%%

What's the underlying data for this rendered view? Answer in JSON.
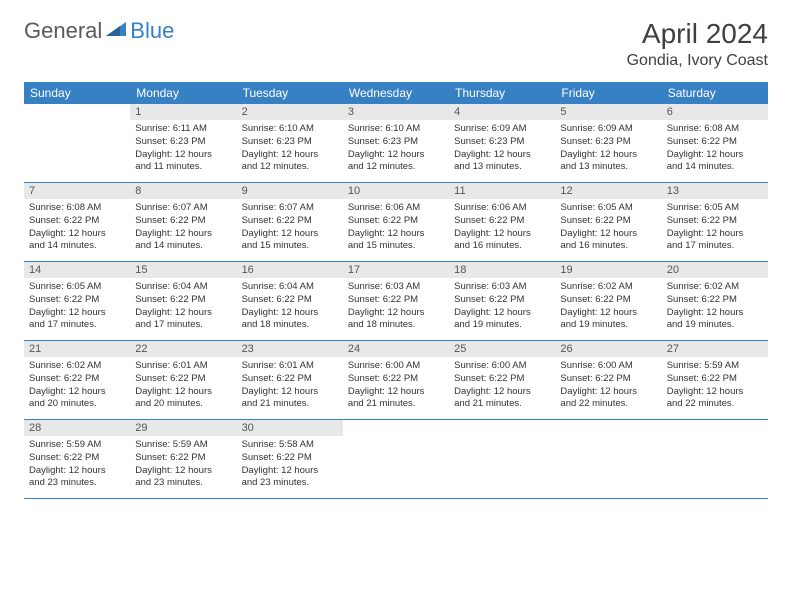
{
  "brand": {
    "word1": "General",
    "word2": "Blue",
    "color_general": "#5a5a5a",
    "color_blue": "#3880c4"
  },
  "header": {
    "month_title": "April 2024",
    "location": "Gondia, Ivory Coast"
  },
  "colors": {
    "header_bg": "#3880c4",
    "daynum_bg": "#e8e8e8",
    "row_border": "#3880c4",
    "text": "#333333",
    "title": "#404040"
  },
  "fonts": {
    "title_size": 28,
    "location_size": 16,
    "weekday_size": 12,
    "daynum_size": 11,
    "body_size": 9.5
  },
  "weekdays": [
    "Sunday",
    "Monday",
    "Tuesday",
    "Wednesday",
    "Thursday",
    "Friday",
    "Saturday"
  ],
  "weeks": [
    [
      null,
      {
        "n": "1",
        "sr": "Sunrise: 6:11 AM",
        "ss": "Sunset: 6:23 PM",
        "d1": "Daylight: 12 hours",
        "d2": "and 11 minutes."
      },
      {
        "n": "2",
        "sr": "Sunrise: 6:10 AM",
        "ss": "Sunset: 6:23 PM",
        "d1": "Daylight: 12 hours",
        "d2": "and 12 minutes."
      },
      {
        "n": "3",
        "sr": "Sunrise: 6:10 AM",
        "ss": "Sunset: 6:23 PM",
        "d1": "Daylight: 12 hours",
        "d2": "and 12 minutes."
      },
      {
        "n": "4",
        "sr": "Sunrise: 6:09 AM",
        "ss": "Sunset: 6:23 PM",
        "d1": "Daylight: 12 hours",
        "d2": "and 13 minutes."
      },
      {
        "n": "5",
        "sr": "Sunrise: 6:09 AM",
        "ss": "Sunset: 6:23 PM",
        "d1": "Daylight: 12 hours",
        "d2": "and 13 minutes."
      },
      {
        "n": "6",
        "sr": "Sunrise: 6:08 AM",
        "ss": "Sunset: 6:22 PM",
        "d1": "Daylight: 12 hours",
        "d2": "and 14 minutes."
      }
    ],
    [
      {
        "n": "7",
        "sr": "Sunrise: 6:08 AM",
        "ss": "Sunset: 6:22 PM",
        "d1": "Daylight: 12 hours",
        "d2": "and 14 minutes."
      },
      {
        "n": "8",
        "sr": "Sunrise: 6:07 AM",
        "ss": "Sunset: 6:22 PM",
        "d1": "Daylight: 12 hours",
        "d2": "and 14 minutes."
      },
      {
        "n": "9",
        "sr": "Sunrise: 6:07 AM",
        "ss": "Sunset: 6:22 PM",
        "d1": "Daylight: 12 hours",
        "d2": "and 15 minutes."
      },
      {
        "n": "10",
        "sr": "Sunrise: 6:06 AM",
        "ss": "Sunset: 6:22 PM",
        "d1": "Daylight: 12 hours",
        "d2": "and 15 minutes."
      },
      {
        "n": "11",
        "sr": "Sunrise: 6:06 AM",
        "ss": "Sunset: 6:22 PM",
        "d1": "Daylight: 12 hours",
        "d2": "and 16 minutes."
      },
      {
        "n": "12",
        "sr": "Sunrise: 6:05 AM",
        "ss": "Sunset: 6:22 PM",
        "d1": "Daylight: 12 hours",
        "d2": "and 16 minutes."
      },
      {
        "n": "13",
        "sr": "Sunrise: 6:05 AM",
        "ss": "Sunset: 6:22 PM",
        "d1": "Daylight: 12 hours",
        "d2": "and 17 minutes."
      }
    ],
    [
      {
        "n": "14",
        "sr": "Sunrise: 6:05 AM",
        "ss": "Sunset: 6:22 PM",
        "d1": "Daylight: 12 hours",
        "d2": "and 17 minutes."
      },
      {
        "n": "15",
        "sr": "Sunrise: 6:04 AM",
        "ss": "Sunset: 6:22 PM",
        "d1": "Daylight: 12 hours",
        "d2": "and 17 minutes."
      },
      {
        "n": "16",
        "sr": "Sunrise: 6:04 AM",
        "ss": "Sunset: 6:22 PM",
        "d1": "Daylight: 12 hours",
        "d2": "and 18 minutes."
      },
      {
        "n": "17",
        "sr": "Sunrise: 6:03 AM",
        "ss": "Sunset: 6:22 PM",
        "d1": "Daylight: 12 hours",
        "d2": "and 18 minutes."
      },
      {
        "n": "18",
        "sr": "Sunrise: 6:03 AM",
        "ss": "Sunset: 6:22 PM",
        "d1": "Daylight: 12 hours",
        "d2": "and 19 minutes."
      },
      {
        "n": "19",
        "sr": "Sunrise: 6:02 AM",
        "ss": "Sunset: 6:22 PM",
        "d1": "Daylight: 12 hours",
        "d2": "and 19 minutes."
      },
      {
        "n": "20",
        "sr": "Sunrise: 6:02 AM",
        "ss": "Sunset: 6:22 PM",
        "d1": "Daylight: 12 hours",
        "d2": "and 19 minutes."
      }
    ],
    [
      {
        "n": "21",
        "sr": "Sunrise: 6:02 AM",
        "ss": "Sunset: 6:22 PM",
        "d1": "Daylight: 12 hours",
        "d2": "and 20 minutes."
      },
      {
        "n": "22",
        "sr": "Sunrise: 6:01 AM",
        "ss": "Sunset: 6:22 PM",
        "d1": "Daylight: 12 hours",
        "d2": "and 20 minutes."
      },
      {
        "n": "23",
        "sr": "Sunrise: 6:01 AM",
        "ss": "Sunset: 6:22 PM",
        "d1": "Daylight: 12 hours",
        "d2": "and 21 minutes."
      },
      {
        "n": "24",
        "sr": "Sunrise: 6:00 AM",
        "ss": "Sunset: 6:22 PM",
        "d1": "Daylight: 12 hours",
        "d2": "and 21 minutes."
      },
      {
        "n": "25",
        "sr": "Sunrise: 6:00 AM",
        "ss": "Sunset: 6:22 PM",
        "d1": "Daylight: 12 hours",
        "d2": "and 21 minutes."
      },
      {
        "n": "26",
        "sr": "Sunrise: 6:00 AM",
        "ss": "Sunset: 6:22 PM",
        "d1": "Daylight: 12 hours",
        "d2": "and 22 minutes."
      },
      {
        "n": "27",
        "sr": "Sunrise: 5:59 AM",
        "ss": "Sunset: 6:22 PM",
        "d1": "Daylight: 12 hours",
        "d2": "and 22 minutes."
      }
    ],
    [
      {
        "n": "28",
        "sr": "Sunrise: 5:59 AM",
        "ss": "Sunset: 6:22 PM",
        "d1": "Daylight: 12 hours",
        "d2": "and 23 minutes."
      },
      {
        "n": "29",
        "sr": "Sunrise: 5:59 AM",
        "ss": "Sunset: 6:22 PM",
        "d1": "Daylight: 12 hours",
        "d2": "and 23 minutes."
      },
      {
        "n": "30",
        "sr": "Sunrise: 5:58 AM",
        "ss": "Sunset: 6:22 PM",
        "d1": "Daylight: 12 hours",
        "d2": "and 23 minutes."
      },
      null,
      null,
      null,
      null
    ]
  ]
}
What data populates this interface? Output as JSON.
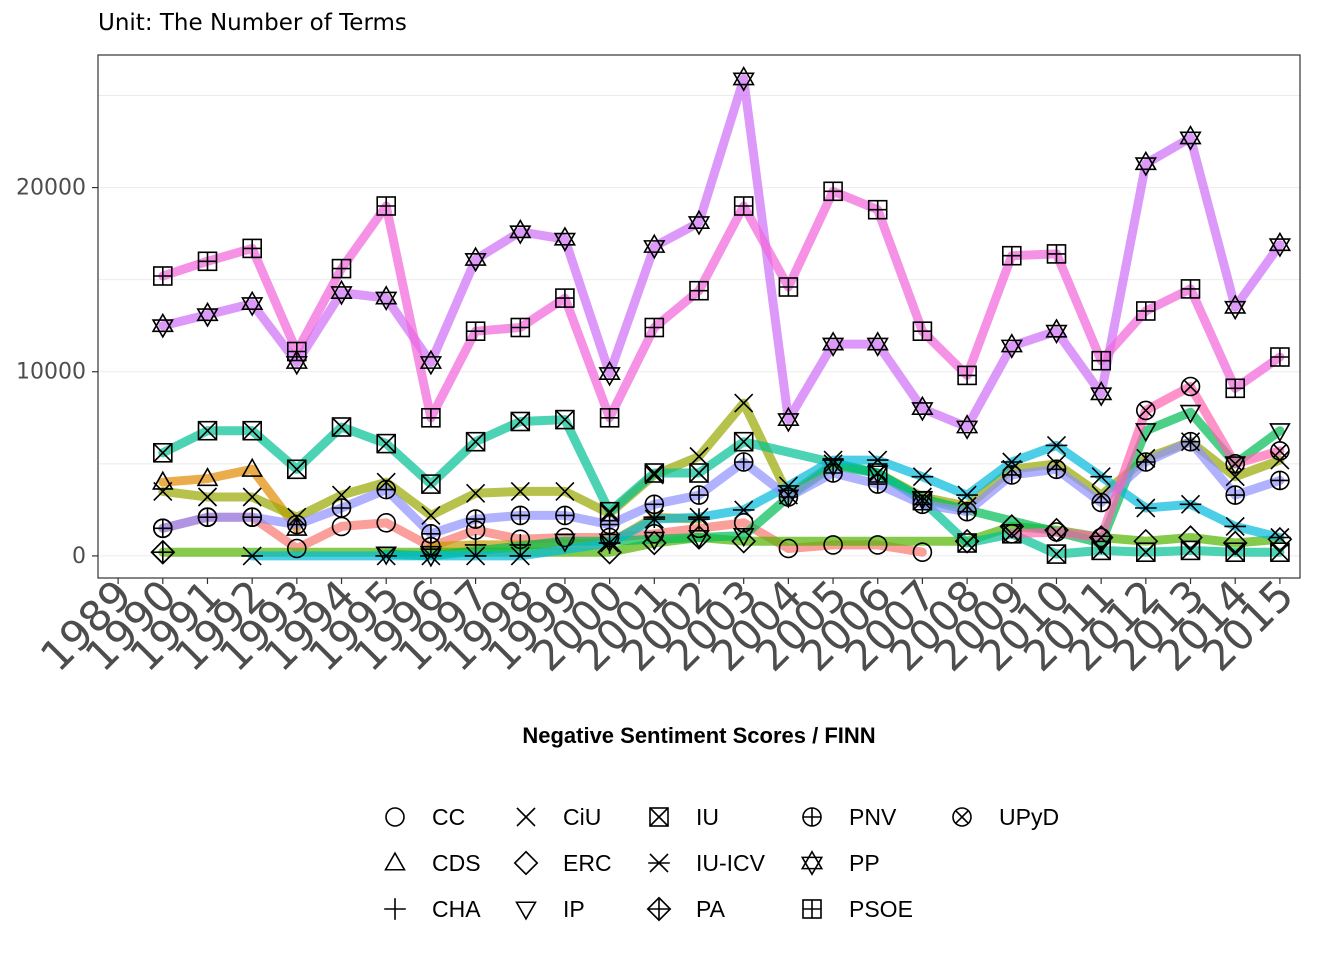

%%

TASK DETAILS. Each record above should be copied character for character, with pictures dropped.

OUTPUT.
What's the underlying data for this rendered view? Answer in JSON.
{
  "brand": {
    "word1": "General",
    "word2": "Blue",
    "color_general": "#5a5a5a",
    "color_blue": "#3880c4"
  },
  "header": {
    "month_title": "April 2024",
    "location": "Gondia, Ivory Coast"
  },
  "colors": {
    "header_bg": "#3880c4",
    "daynum_bg": "#e8e8e8",
    "row_border": "#3880c4",
    "text": "#333333",
    "title": "#404040"
  },
  "fonts": {
    "title_size": 28,
    "location_size": 16,
    "weekday_size": 12,
    "daynum_size": 11,
    "body_size": 9.5
  },
  "weekdays": [
    "Sunday",
    "Monday",
    "Tuesday",
    "Wednesday",
    "Thursday",
    "Friday",
    "Saturday"
  ],
  "weeks": [
    [
      null,
      {
        "n": "1",
        "sr": "Sunrise: 6:11 AM",
        "ss": "Sunset: 6:23 PM",
        "d1": "Daylight: 12 hours",
        "d2": "and 11 minutes."
      },
      {
        "n": "2",
        "sr": "Sunrise: 6:10 AM",
        "ss": "Sunset: 6:23 PM",
        "d1": "Daylight: 12 hours",
        "d2": "and 12 minutes."
      },
      {
        "n": "3",
        "sr": "Sunrise: 6:10 AM",
        "ss": "Sunset: 6:23 PM",
        "d1": "Daylight: 12 hours",
        "d2": "and 12 minutes."
      },
      {
        "n": "4",
        "sr": "Sunrise: 6:09 AM",
        "ss": "Sunset: 6:23 PM",
        "d1": "Daylight: 12 hours",
        "d2": "and 13 minutes."
      },
      {
        "n": "5",
        "sr": "Sunrise: 6:09 AM",
        "ss": "Sunset: 6:23 PM",
        "d1": "Daylight: 12 hours",
        "d2": "and 13 minutes."
      },
      {
        "n": "6",
        "sr": "Sunrise: 6:08 AM",
        "ss": "Sunset: 6:22 PM",
        "d1": "Daylight: 12 hours",
        "d2": "and 14 minutes."
      }
    ],
    [
      {
        "n": "7",
        "sr": "Sunrise: 6:08 AM",
        "ss": "Sunset: 6:22 PM",
        "d1": "Daylight: 12 hours",
        "d2": "and 14 minutes."
      },
      {
        "n": "8",
        "sr": "Sunrise: 6:07 AM",
        "ss": "Sunset: 6:22 PM",
        "d1": "Daylight: 12 hours",
        "d2": "and 14 minutes."
      },
      {
        "n": "9",
        "sr": "Sunrise: 6:07 AM",
        "ss": "Sunset: 6:22 PM",
        "d1": "Daylight: 12 hours",
        "d2": "and 15 minutes."
      },
      {
        "n": "10",
        "sr": "Sunrise: 6:06 AM",
        "ss": "Sunset: 6:22 PM",
        "d1": "Daylight: 12 hours",
        "d2": "and 15 minutes."
      },
      {
        "n": "11",
        "sr": "Sunrise: 6:06 AM",
        "ss": "Sunset: 6:22 PM",
        "d1": "Daylight: 12 hours",
        "d2": "and 16 minutes."
      },
      {
        "n": "12",
        "sr": "Sunrise: 6:05 AM",
        "ss": "Sunset: 6:22 PM",
        "d1": "Daylight: 12 hours",
        "d2": "and 16 minutes."
      },
      {
        "n": "13",
        "sr": "Sunrise: 6:05 AM",
        "ss": "Sunset: 6:22 PM",
        "d1": "Daylight: 12 hours",
        "d2": "and 17 minutes."
      }
    ],
    [
      {
        "n": "14",
        "sr": "Sunrise: 6:05 AM",
        "ss": "Sunset: 6:22 PM",
        "d1": "Daylight: 12 hours",
        "d2": "and 17 minutes."
      },
      {
        "n": "15",
        "sr": "Sunrise: 6:04 AM",
        "ss": "Sunset: 6:22 PM",
        "d1": "Daylight: 12 hours",
        "d2": "and 17 minutes."
      },
      {
        "n": "16",
        "sr": "Sunrise: 6:04 AM",
        "ss": "Sunset: 6:22 PM",
        "d1": "Daylight: 12 hours",
        "d2": "and 18 minutes."
      },
      {
        "n": "17",
        "sr": "Sunrise: 6:03 AM",
        "ss": "Sunset: 6:22 PM",
        "d1": "Daylight: 12 hours",
        "d2": "and 18 minutes."
      },
      {
        "n": "18",
        "sr": "Sunrise: 6:03 AM",
        "ss": "Sunset: 6:22 PM",
        "d1": "Daylight: 12 hours",
        "d2": "and 19 minutes."
      },
      {
        "n": "19",
        "sr": "Sunrise: 6:02 AM",
        "ss": "Sunset: 6:22 PM",
        "d1": "Daylight: 12 hours",
        "d2": "and 19 minutes."
      },
      {
        "n": "20",
        "sr": "Sunrise: 6:02 AM",
        "ss": "Sunset: 6:22 PM",
        "d1": "Daylight: 12 hours",
        "d2": "and 19 minutes."
      }
    ],
    [
      {
        "n": "21",
        "sr": "Sunrise: 6:02 AM",
        "ss": "Sunset: 6:22 PM",
        "d1": "Daylight: 12 hours",
        "d2": "and 20 minutes."
      },
      {
        "n": "22",
        "sr": "Sunrise: 6:01 AM",
        "ss": "Sunset: 6:22 PM",
        "d1": "Daylight: 12 hours",
        "d2": "and 20 minutes."
      },
      {
        "n": "23",
        "sr": "Sunrise: 6:01 AM",
        "ss": "Sunset: 6:22 PM",
        "d1": "Daylight: 12 hours",
        "d2": "and 21 minutes."
      },
      {
        "n": "24",
        "sr": "Sunrise: 6:00 AM",
        "ss": "Sunset: 6:22 PM",
        "d1": "Daylight: 12 hours",
        "d2": "and 21 minutes."
      },
      {
        "n": "25",
        "sr": "Sunrise: 6:00 AM",
        "ss": "Sunset: 6:22 PM",
        "d1": "Daylight: 12 hours",
        "d2": "and 21 minutes."
      },
      {
        "n": "26",
        "sr": "Sunrise: 6:00 AM",
        "ss": "Sunset: 6:22 PM",
        "d1": "Daylight: 12 hours",
        "d2": "and 22 minutes."
      },
      {
        "n": "27",
        "sr": "Sunrise: 5:59 AM",
        "ss": "Sunset: 6:22 PM",
        "d1": "Daylight: 12 hours",
        "d2": "and 22 minutes."
      }
    ],
    [
      {
        "n": "28",
        "sr": "Sunrise: 5:59 AM",
        "ss": "Sunset: 6:22 PM",
        "d1": "Daylight: 12 hours",
        "d2": "and 23 minutes."
      },
      {
        "n": "29",
        "sr": "Sunrise: 5:59 AM",
        "ss": "Sunset: 6:22 PM",
        "d1": "Daylight: 12 hours",
        "d2": "and 23 minutes."
      },
      {
        "n": "30",
        "sr": "Sunrise: 5:58 AM",
        "ss": "Sunset: 6:22 PM",
        "d1": "Daylight: 12 hours",
        "d2": "and 23 minutes."
      },
      null,
      null,
      null,
      null
    ]
  ]
}
What data populates this interface? Output as JSON.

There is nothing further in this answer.